PROMPT:
Scan the following material for the string "ylabel" and copy each line in which it appears.
BEGIN MATERIAL SUPPLIED
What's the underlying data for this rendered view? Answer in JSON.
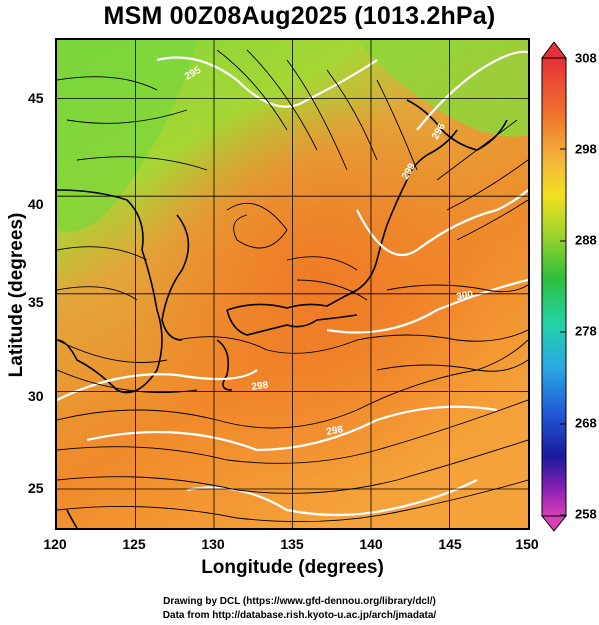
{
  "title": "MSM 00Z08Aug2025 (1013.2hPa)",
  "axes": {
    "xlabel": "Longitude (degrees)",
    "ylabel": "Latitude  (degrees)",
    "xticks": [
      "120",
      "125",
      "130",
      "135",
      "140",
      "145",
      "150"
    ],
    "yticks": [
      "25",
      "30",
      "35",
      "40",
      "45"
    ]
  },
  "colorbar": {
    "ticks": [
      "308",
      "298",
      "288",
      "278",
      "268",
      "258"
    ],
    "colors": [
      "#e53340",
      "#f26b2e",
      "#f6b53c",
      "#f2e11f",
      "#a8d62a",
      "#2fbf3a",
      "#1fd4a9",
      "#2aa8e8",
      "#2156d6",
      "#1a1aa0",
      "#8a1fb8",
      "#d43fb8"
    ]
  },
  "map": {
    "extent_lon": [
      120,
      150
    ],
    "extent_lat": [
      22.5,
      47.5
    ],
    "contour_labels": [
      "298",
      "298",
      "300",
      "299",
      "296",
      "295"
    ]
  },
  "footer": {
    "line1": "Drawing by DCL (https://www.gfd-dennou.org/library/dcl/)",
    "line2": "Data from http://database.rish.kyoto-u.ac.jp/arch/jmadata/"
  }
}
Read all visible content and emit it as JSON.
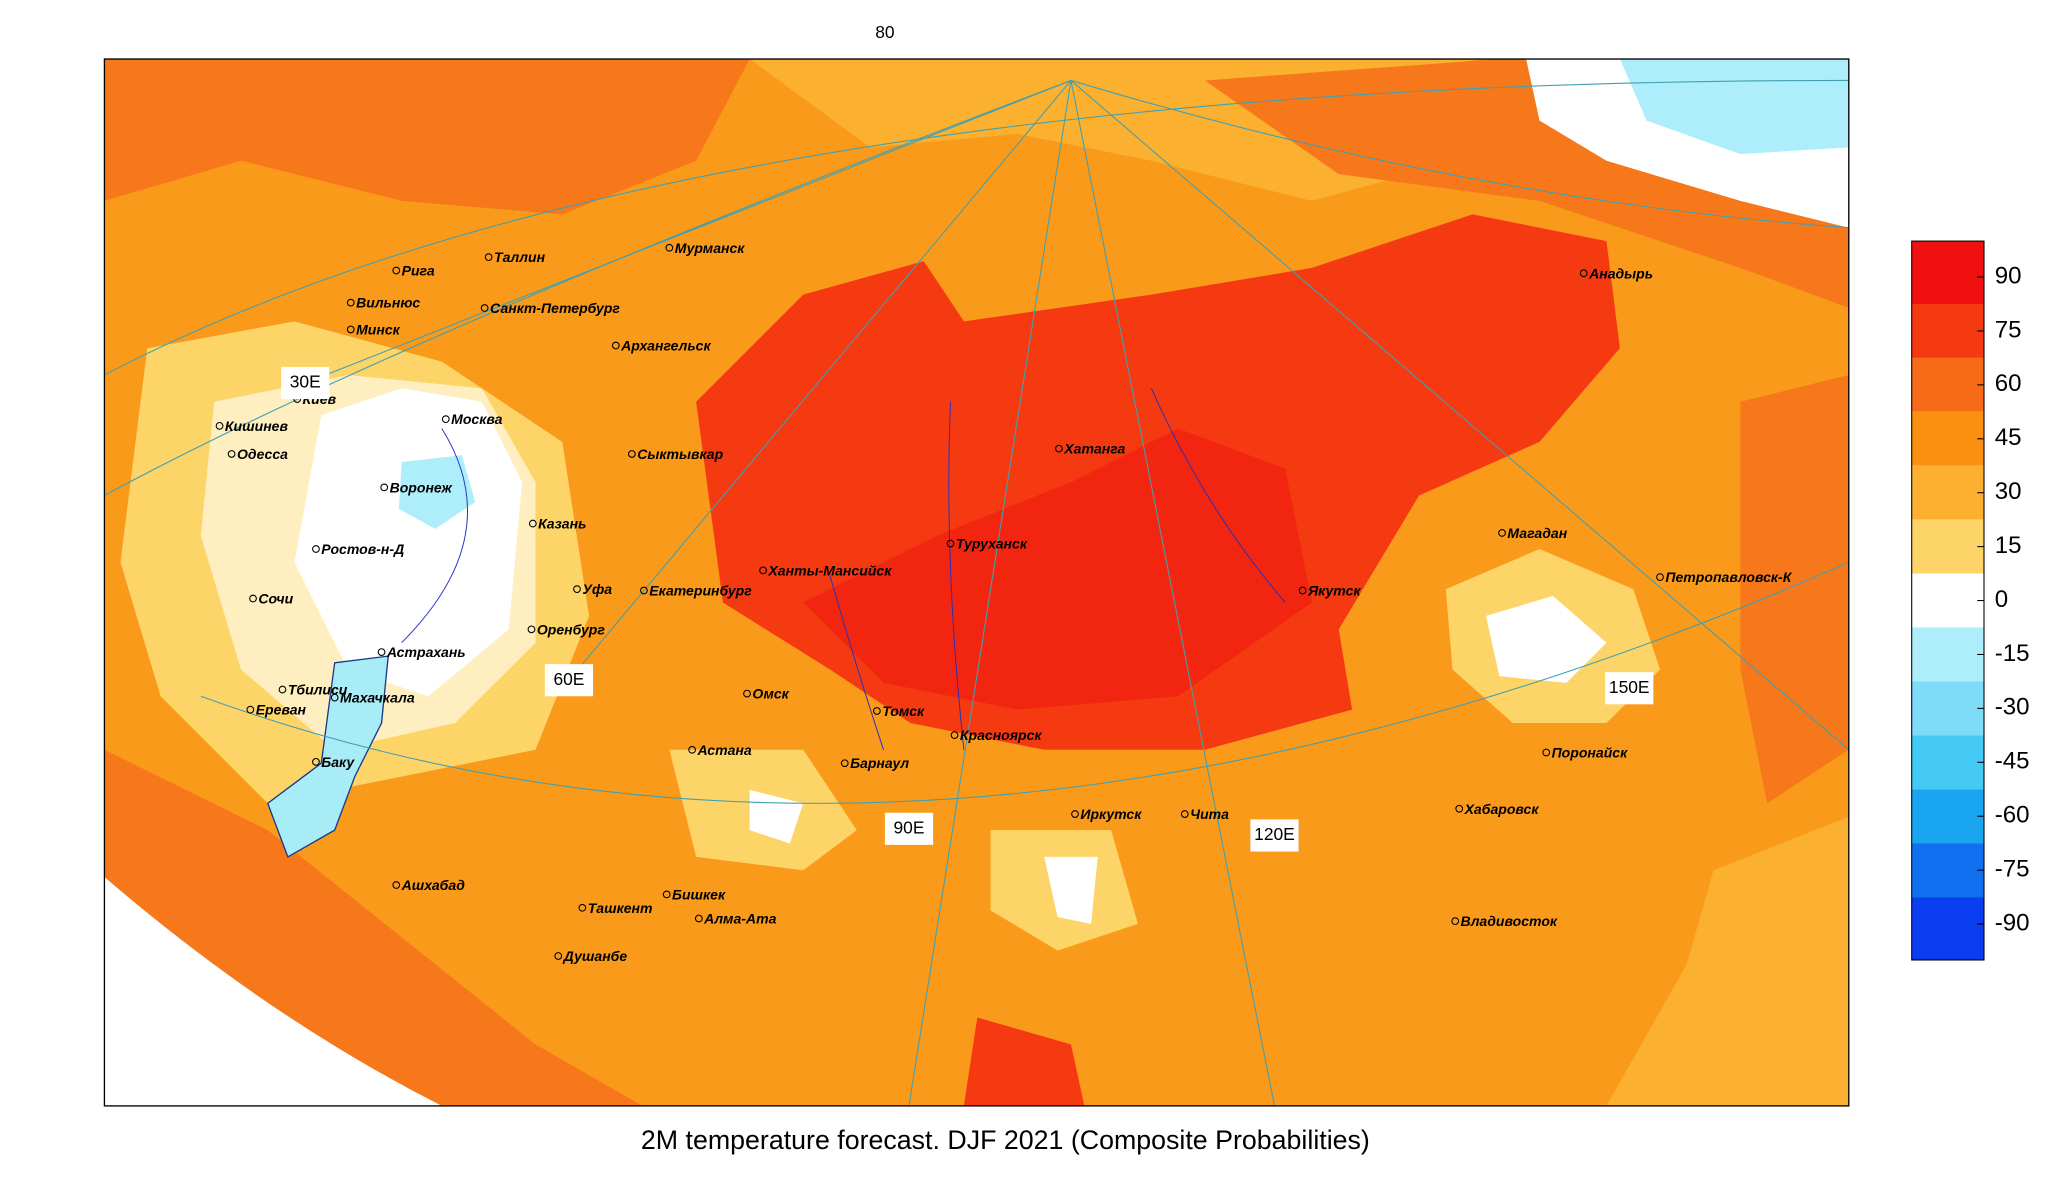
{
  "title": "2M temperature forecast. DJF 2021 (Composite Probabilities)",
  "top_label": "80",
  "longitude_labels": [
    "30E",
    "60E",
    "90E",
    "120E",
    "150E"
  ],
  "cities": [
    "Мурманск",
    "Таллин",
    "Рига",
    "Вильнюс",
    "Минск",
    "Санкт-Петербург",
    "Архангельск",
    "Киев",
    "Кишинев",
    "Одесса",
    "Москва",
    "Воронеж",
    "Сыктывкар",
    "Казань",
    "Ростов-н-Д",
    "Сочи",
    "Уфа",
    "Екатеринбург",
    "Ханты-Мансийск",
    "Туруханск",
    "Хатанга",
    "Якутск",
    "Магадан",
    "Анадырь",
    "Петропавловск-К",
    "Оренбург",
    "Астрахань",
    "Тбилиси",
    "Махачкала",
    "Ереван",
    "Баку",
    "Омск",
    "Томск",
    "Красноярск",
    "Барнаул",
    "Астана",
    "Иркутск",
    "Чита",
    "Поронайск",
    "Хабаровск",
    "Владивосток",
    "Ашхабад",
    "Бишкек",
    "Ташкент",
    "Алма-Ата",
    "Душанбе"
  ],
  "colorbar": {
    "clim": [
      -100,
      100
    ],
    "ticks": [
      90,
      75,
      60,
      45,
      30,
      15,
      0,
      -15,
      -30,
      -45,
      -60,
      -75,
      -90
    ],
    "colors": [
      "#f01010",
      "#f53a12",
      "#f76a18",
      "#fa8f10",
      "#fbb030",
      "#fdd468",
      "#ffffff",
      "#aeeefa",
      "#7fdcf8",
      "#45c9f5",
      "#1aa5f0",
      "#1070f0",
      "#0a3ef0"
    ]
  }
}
END MATERIAL SUPPLIED
BEGIN MATERIAL SUPPLIED
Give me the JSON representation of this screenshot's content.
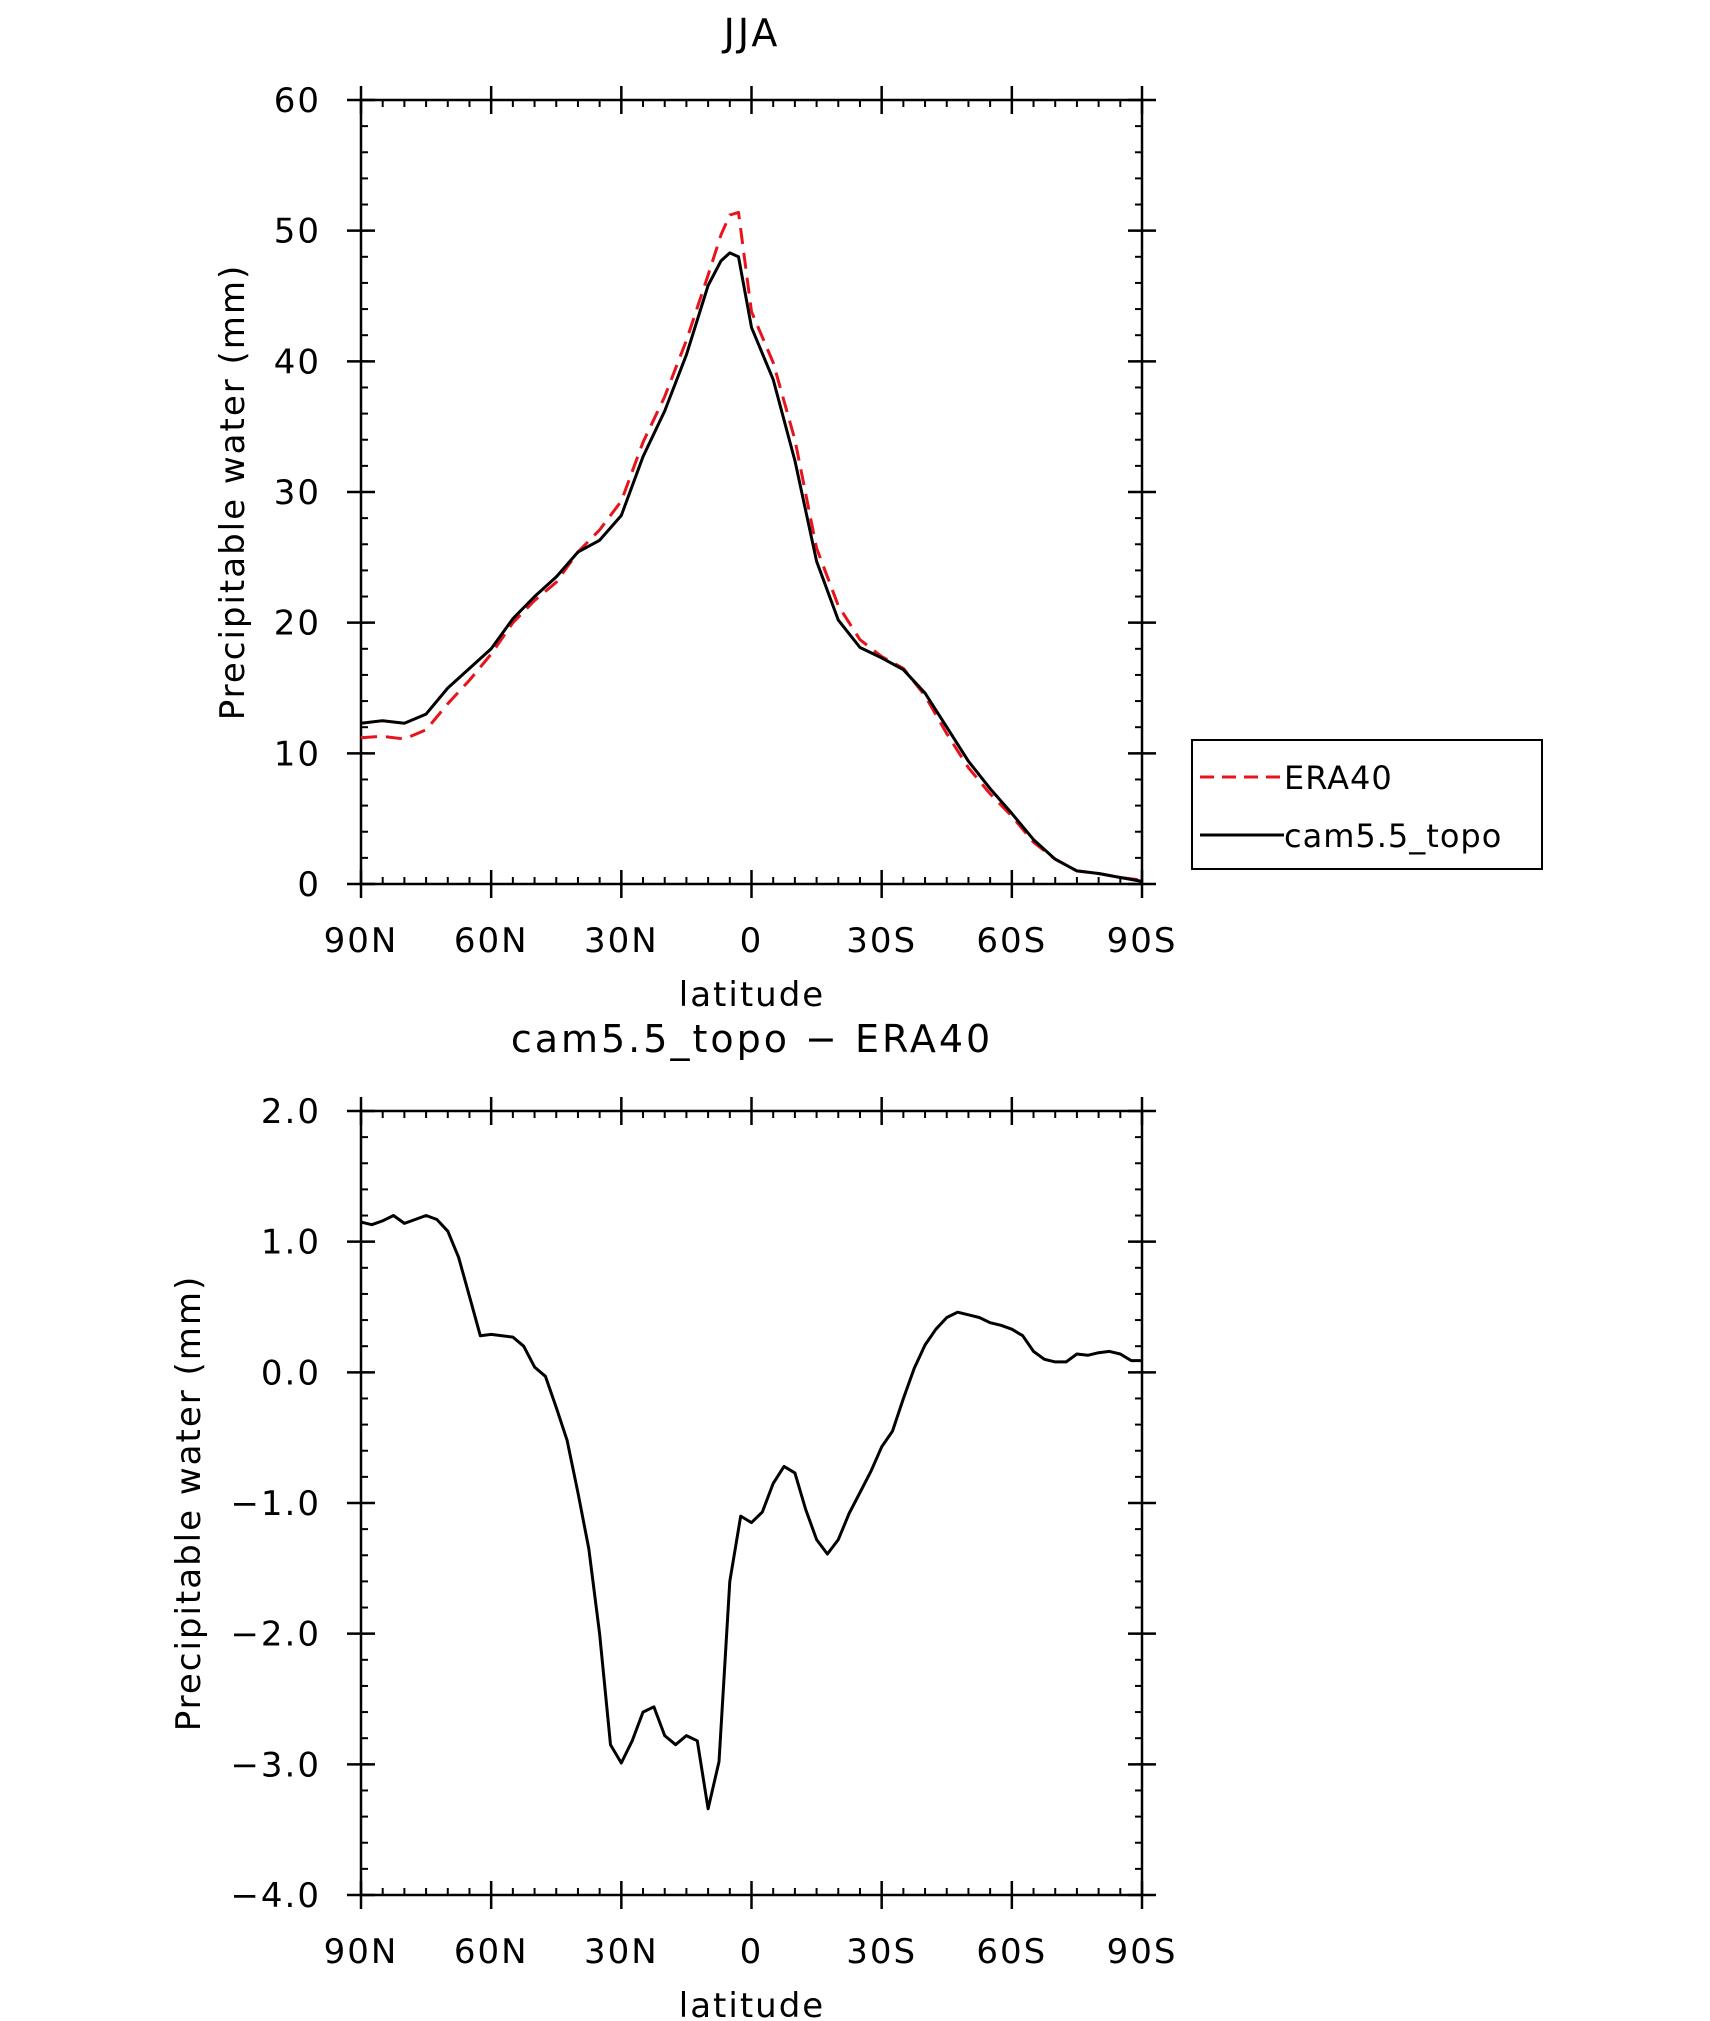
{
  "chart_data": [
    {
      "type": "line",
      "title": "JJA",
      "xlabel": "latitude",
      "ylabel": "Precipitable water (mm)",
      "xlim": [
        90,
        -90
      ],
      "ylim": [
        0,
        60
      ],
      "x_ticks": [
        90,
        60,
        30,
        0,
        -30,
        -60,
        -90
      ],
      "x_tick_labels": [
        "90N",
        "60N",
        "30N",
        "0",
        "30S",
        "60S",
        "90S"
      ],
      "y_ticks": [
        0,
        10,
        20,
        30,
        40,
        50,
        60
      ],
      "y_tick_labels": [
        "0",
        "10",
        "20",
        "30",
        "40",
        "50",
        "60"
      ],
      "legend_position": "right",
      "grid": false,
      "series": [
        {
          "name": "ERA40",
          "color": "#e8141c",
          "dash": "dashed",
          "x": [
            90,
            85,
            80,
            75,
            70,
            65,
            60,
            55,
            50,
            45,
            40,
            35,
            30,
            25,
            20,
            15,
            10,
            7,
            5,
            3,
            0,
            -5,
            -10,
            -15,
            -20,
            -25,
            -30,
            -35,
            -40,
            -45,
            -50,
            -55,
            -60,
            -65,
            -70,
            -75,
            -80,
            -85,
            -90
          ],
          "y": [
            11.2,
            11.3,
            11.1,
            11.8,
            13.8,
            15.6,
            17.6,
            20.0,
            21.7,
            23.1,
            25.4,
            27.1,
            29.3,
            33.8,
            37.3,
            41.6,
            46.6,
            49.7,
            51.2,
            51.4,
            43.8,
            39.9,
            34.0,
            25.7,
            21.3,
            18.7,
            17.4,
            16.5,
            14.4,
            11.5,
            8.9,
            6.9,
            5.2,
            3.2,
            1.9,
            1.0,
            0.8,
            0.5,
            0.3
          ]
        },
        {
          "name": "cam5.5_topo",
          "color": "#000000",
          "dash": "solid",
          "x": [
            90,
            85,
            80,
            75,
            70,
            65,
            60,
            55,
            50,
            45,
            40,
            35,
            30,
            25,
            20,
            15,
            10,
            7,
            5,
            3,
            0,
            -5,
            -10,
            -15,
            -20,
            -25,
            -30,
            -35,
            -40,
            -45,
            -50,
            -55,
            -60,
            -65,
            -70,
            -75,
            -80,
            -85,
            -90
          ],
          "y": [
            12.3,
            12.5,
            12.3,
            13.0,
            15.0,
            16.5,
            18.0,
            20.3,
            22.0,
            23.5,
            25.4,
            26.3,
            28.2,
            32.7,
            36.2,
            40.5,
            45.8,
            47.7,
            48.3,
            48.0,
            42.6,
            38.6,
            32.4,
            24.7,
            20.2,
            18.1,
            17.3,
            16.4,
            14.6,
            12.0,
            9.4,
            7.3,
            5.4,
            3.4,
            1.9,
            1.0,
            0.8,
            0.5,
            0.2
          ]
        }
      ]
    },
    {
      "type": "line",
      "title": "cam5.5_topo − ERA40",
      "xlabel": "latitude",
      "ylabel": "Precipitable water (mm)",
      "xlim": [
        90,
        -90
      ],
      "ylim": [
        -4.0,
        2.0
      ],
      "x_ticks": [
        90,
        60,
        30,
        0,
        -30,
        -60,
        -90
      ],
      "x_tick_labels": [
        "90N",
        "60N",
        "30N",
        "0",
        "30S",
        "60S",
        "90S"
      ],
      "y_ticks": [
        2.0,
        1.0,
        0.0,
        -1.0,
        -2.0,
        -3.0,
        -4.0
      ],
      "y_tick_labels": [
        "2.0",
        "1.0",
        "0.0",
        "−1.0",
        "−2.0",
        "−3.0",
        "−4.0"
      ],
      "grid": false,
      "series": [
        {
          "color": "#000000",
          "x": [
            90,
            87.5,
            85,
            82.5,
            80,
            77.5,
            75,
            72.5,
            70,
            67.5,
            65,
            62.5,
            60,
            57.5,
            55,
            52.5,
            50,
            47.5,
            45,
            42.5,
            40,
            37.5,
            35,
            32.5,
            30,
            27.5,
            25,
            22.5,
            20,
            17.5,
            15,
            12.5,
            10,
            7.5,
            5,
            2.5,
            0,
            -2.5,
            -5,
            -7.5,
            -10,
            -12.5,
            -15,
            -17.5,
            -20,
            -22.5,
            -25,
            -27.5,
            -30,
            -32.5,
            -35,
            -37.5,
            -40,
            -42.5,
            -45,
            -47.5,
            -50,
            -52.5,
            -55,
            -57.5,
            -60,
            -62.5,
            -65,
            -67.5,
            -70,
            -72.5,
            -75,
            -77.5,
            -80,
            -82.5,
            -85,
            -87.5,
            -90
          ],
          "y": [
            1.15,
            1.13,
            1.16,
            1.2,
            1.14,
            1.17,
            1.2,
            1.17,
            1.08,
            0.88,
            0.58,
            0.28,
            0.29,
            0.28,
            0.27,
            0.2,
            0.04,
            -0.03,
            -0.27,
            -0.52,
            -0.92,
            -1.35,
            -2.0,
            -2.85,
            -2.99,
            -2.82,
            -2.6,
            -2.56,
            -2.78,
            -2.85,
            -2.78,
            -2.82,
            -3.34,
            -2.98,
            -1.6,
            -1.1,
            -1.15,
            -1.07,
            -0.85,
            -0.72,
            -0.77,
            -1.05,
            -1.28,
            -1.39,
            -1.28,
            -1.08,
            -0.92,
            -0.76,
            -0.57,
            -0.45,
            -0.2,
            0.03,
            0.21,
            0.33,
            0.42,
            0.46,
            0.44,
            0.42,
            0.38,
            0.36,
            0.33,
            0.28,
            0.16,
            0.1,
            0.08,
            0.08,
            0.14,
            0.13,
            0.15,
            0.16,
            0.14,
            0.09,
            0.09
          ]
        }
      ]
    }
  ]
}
END MATERIAL SUPPLIED
BEGIN MATERIAL SUPPLIED
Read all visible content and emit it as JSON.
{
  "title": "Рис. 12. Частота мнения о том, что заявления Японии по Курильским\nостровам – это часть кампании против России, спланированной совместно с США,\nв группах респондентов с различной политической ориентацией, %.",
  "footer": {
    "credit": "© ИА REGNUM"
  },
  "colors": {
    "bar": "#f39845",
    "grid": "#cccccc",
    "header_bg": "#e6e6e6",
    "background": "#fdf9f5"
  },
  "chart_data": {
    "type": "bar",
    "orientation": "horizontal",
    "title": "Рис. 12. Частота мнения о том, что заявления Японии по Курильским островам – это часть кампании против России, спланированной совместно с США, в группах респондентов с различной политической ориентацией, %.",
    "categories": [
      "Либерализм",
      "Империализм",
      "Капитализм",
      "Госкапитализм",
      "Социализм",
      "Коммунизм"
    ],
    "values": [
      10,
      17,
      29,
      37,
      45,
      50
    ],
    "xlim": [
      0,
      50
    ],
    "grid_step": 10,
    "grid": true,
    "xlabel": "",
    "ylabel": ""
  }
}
END MATERIAL SUPPLIED
RESPONSE TO THIS TASK:
    "ylabel": "Latitude  (degrees)",
      "ylabel": "Precipitable water (mm)",
      "ylabel": "Precipitable water (mm)",
    "ylabel": ""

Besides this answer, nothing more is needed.